> Problem details
Check every line below for the string "ylabel", and copy the lines that contain it.

(Structured figure records)

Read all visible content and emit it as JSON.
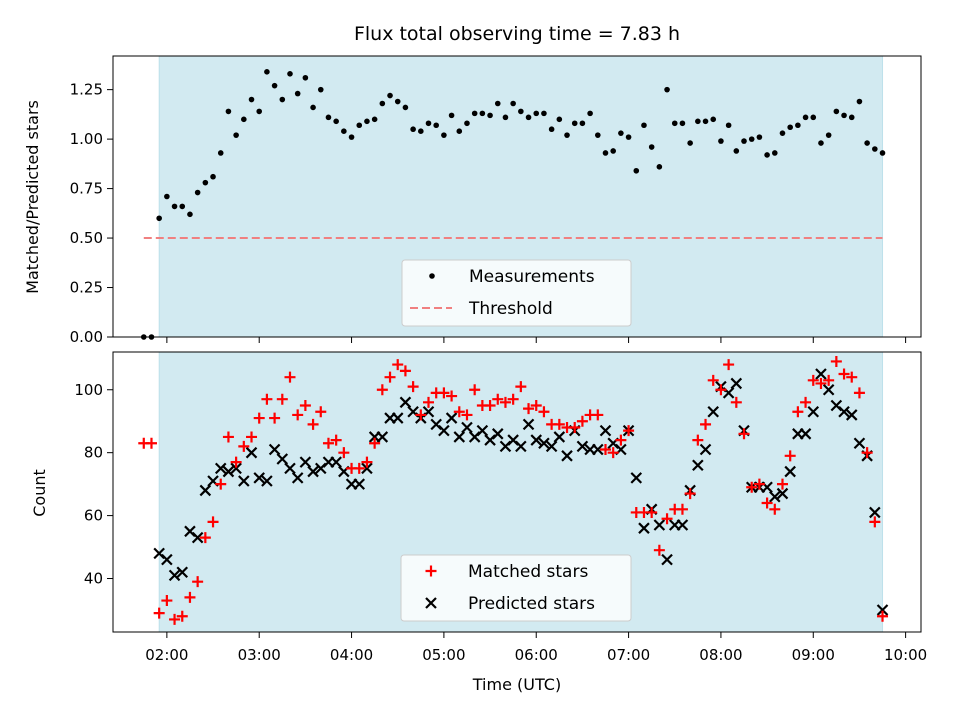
{
  "chart_data": [
    {
      "type": "scatter",
      "title": "Flux total observing time = 7.83 h",
      "ylabel": "Matched/Predicted stars",
      "ylim": [
        0,
        1.42
      ],
      "yticks": [
        "0.00",
        "0.25",
        "0.50",
        "0.75",
        "1.00",
        "1.25"
      ],
      "ytick_values": [
        0,
        0.25,
        0.5,
        0.75,
        1.0,
        1.25
      ],
      "observing_window": {
        "start": "01:55",
        "end": "09:45"
      },
      "band_color": "#add8e6",
      "legend_placement": "bottom-center",
      "series": [
        {
          "name": "Measurements",
          "color": "#000000",
          "marker": "dot",
          "x": [
            "01:45",
            "01:50",
            "01:55",
            "02:00",
            "02:05",
            "02:10",
            "02:15",
            "02:20",
            "02:25",
            "02:30",
            "02:35",
            "02:40",
            "02:45",
            "02:50",
            "02:55",
            "03:00",
            "03:05",
            "03:10",
            "03:15",
            "03:20",
            "03:25",
            "03:30",
            "03:35",
            "03:40",
            "03:45",
            "03:50",
            "03:55",
            "04:00",
            "04:05",
            "04:10",
            "04:15",
            "04:20",
            "04:25",
            "04:30",
            "04:35",
            "04:40",
            "04:45",
            "04:50",
            "04:55",
            "05:00",
            "05:05",
            "05:10",
            "05:15",
            "05:20",
            "05:25",
            "05:30",
            "05:35",
            "05:40",
            "05:45",
            "05:50",
            "05:55",
            "06:00",
            "06:05",
            "06:10",
            "06:15",
            "06:20",
            "06:25",
            "06:30",
            "06:35",
            "06:40",
            "06:45",
            "06:50",
            "06:55",
            "07:00",
            "07:05",
            "07:10",
            "07:15",
            "07:20",
            "07:25",
            "07:30",
            "07:35",
            "07:40",
            "07:45",
            "07:50",
            "07:55",
            "08:00",
            "08:05",
            "08:10",
            "08:15",
            "08:20",
            "08:25",
            "08:30",
            "08:35",
            "08:40",
            "08:45",
            "08:50",
            "08:55",
            "09:00",
            "09:05",
            "09:10",
            "09:15",
            "09:20",
            "09:25",
            "09:30",
            "09:35",
            "09:40",
            "09:45"
          ],
          "y": [
            0.0,
            0.0,
            0.6,
            0.71,
            0.66,
            0.66,
            0.62,
            0.73,
            0.78,
            0.81,
            0.93,
            1.14,
            1.02,
            1.1,
            1.2,
            1.14,
            1.34,
            1.27,
            1.2,
            1.33,
            1.23,
            1.31,
            1.16,
            1.25,
            1.11,
            1.09,
            1.04,
            1.01,
            1.07,
            1.09,
            1.1,
            1.18,
            1.22,
            1.19,
            1.16,
            1.05,
            1.04,
            1.08,
            1.07,
            1.02,
            1.12,
            1.04,
            1.08,
            1.13,
            1.13,
            1.12,
            1.18,
            1.11,
            1.18,
            1.14,
            1.11,
            1.13,
            1.13,
            1.05,
            1.1,
            1.02,
            1.08,
            1.08,
            1.13,
            1.02,
            0.93,
            0.94,
            1.03,
            1.01,
            0.84,
            1.07,
            0.96,
            0.86,
            1.25,
            1.08,
            1.08,
            0.98,
            1.09,
            1.09,
            1.1,
            0.99,
            1.07,
            0.94,
            0.99,
            1.0,
            1.01,
            0.92,
            0.93,
            1.03,
            1.06,
            1.07,
            1.11,
            1.11,
            0.98,
            1.02,
            1.14,
            1.12,
            1.11,
            1.19,
            0.98,
            0.95,
            0.93
          ]
        },
        {
          "name": "Threshold",
          "color": "#f08080",
          "style": "dashed",
          "x": [
            "01:45",
            "09:45"
          ],
          "y": [
            0.5,
            0.5
          ]
        }
      ]
    },
    {
      "type": "scatter",
      "xlabel": "Time (UTC)",
      "ylabel": "Count",
      "ylim": [
        23,
        112
      ],
      "yticks": [
        "40",
        "60",
        "80",
        "100"
      ],
      "ytick_values": [
        40,
        60,
        80,
        100
      ],
      "xlim": [
        "01:25",
        "10:10"
      ],
      "xticks": [
        "02:00",
        "03:00",
        "04:00",
        "05:00",
        "06:00",
        "07:00",
        "08:00",
        "09:00",
        "10:00"
      ],
      "observing_window": {
        "start": "01:55",
        "end": "09:45"
      },
      "band_color": "#add8e6",
      "legend_placement": "bottom-center",
      "series": [
        {
          "name": "Matched stars",
          "color": "#ff0000",
          "marker": "plus",
          "x": [
            "01:45",
            "01:50",
            "01:55",
            "02:00",
            "02:05",
            "02:10",
            "02:15",
            "02:20",
            "02:25",
            "02:30",
            "02:35",
            "02:40",
            "02:45",
            "02:50",
            "02:55",
            "03:00",
            "03:05",
            "03:10",
            "03:15",
            "03:20",
            "03:25",
            "03:30",
            "03:35",
            "03:40",
            "03:45",
            "03:50",
            "03:55",
            "04:00",
            "04:05",
            "04:10",
            "04:15",
            "04:20",
            "04:25",
            "04:30",
            "04:35",
            "04:40",
            "04:45",
            "04:50",
            "04:55",
            "05:00",
            "05:05",
            "05:10",
            "05:15",
            "05:20",
            "05:25",
            "05:30",
            "05:35",
            "05:40",
            "05:45",
            "05:50",
            "05:55",
            "06:00",
            "06:05",
            "06:10",
            "06:15",
            "06:20",
            "06:25",
            "06:30",
            "06:35",
            "06:40",
            "06:45",
            "06:50",
            "06:55",
            "07:00",
            "07:05",
            "07:10",
            "07:15",
            "07:20",
            "07:25",
            "07:30",
            "07:35",
            "07:40",
            "07:45",
            "07:50",
            "07:55",
            "08:00",
            "08:05",
            "08:10",
            "08:15",
            "08:20",
            "08:25",
            "08:30",
            "08:35",
            "08:40",
            "08:45",
            "08:50",
            "08:55",
            "09:00",
            "09:05",
            "09:10",
            "09:15",
            "09:20",
            "09:25",
            "09:30",
            "09:35",
            "09:40",
            "09:45"
          ],
          "y": [
            83,
            83,
            29,
            33,
            27,
            28,
            34,
            39,
            53,
            58,
            70,
            85,
            77,
            82,
            85,
            91,
            97,
            91,
            97,
            104,
            92,
            95,
            89,
            93,
            83,
            84,
            80,
            75,
            75,
            77,
            83,
            100,
            104,
            108,
            106,
            101,
            92,
            96,
            99,
            99,
            98,
            93,
            92,
            100,
            95,
            95,
            97,
            96,
            97,
            101,
            94,
            95,
            93,
            89,
            89,
            88,
            88,
            90,
            92,
            92,
            81,
            80,
            84,
            87,
            61,
            61,
            61,
            49,
            59,
            62,
            62,
            67,
            84,
            89,
            103,
            100,
            108,
            96,
            86,
            69,
            70,
            64,
            62,
            70,
            79,
            93,
            96,
            103,
            102,
            103,
            109,
            105,
            104,
            99,
            80,
            58,
            28
          ]
        },
        {
          "name": "Predicted stars",
          "color": "#000000",
          "marker": "cross",
          "x": [
            "01:55",
            "02:00",
            "02:05",
            "02:10",
            "02:15",
            "02:20",
            "02:25",
            "02:30",
            "02:35",
            "02:40",
            "02:45",
            "02:50",
            "02:55",
            "03:00",
            "03:05",
            "03:10",
            "03:15",
            "03:20",
            "03:25",
            "03:30",
            "03:35",
            "03:40",
            "03:45",
            "03:50",
            "03:55",
            "04:00",
            "04:05",
            "04:10",
            "04:15",
            "04:20",
            "04:25",
            "04:30",
            "04:35",
            "04:40",
            "04:45",
            "04:50",
            "04:55",
            "05:00",
            "05:05",
            "05:10",
            "05:15",
            "05:20",
            "05:25",
            "05:30",
            "05:35",
            "05:40",
            "05:45",
            "05:50",
            "05:55",
            "06:00",
            "06:05",
            "06:10",
            "06:15",
            "06:20",
            "06:25",
            "06:30",
            "06:35",
            "06:40",
            "06:45",
            "06:50",
            "06:55",
            "07:00",
            "07:05",
            "07:10",
            "07:15",
            "07:20",
            "07:25",
            "07:30",
            "07:35",
            "07:40",
            "07:45",
            "07:50",
            "07:55",
            "08:00",
            "08:05",
            "08:10",
            "08:15",
            "08:20",
            "08:25",
            "08:30",
            "08:35",
            "08:40",
            "08:45",
            "08:50",
            "08:55",
            "09:00",
            "09:05",
            "09:10",
            "09:15",
            "09:20",
            "09:25",
            "09:30",
            "09:35",
            "09:40",
            "09:45"
          ],
          "y": [
            48,
            46,
            41,
            42,
            55,
            53,
            68,
            71,
            75,
            74,
            75,
            71,
            80,
            72,
            71,
            81,
            78,
            75,
            72,
            77,
            74,
            75,
            77,
            77,
            74,
            70,
            70,
            75,
            85,
            85,
            91,
            91,
            96,
            93,
            91,
            93,
            89,
            87,
            91,
            85,
            88,
            85,
            87,
            84,
            86,
            82,
            84,
            82,
            89,
            84,
            83,
            82,
            85,
            79,
            87,
            82,
            81,
            81,
            87,
            83,
            81,
            87,
            72,
            56,
            62,
            57,
            46,
            57,
            57,
            68,
            76,
            81,
            93,
            101,
            99,
            102,
            87,
            69,
            69,
            69,
            66,
            67,
            74,
            86,
            86,
            93,
            105,
            100,
            95,
            93,
            92,
            83,
            79,
            61,
            30
          ]
        }
      ]
    }
  ]
}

> Solution for this exercise
      "ylabel": "Matched/Predicted stars",
      "ylabel": "Count",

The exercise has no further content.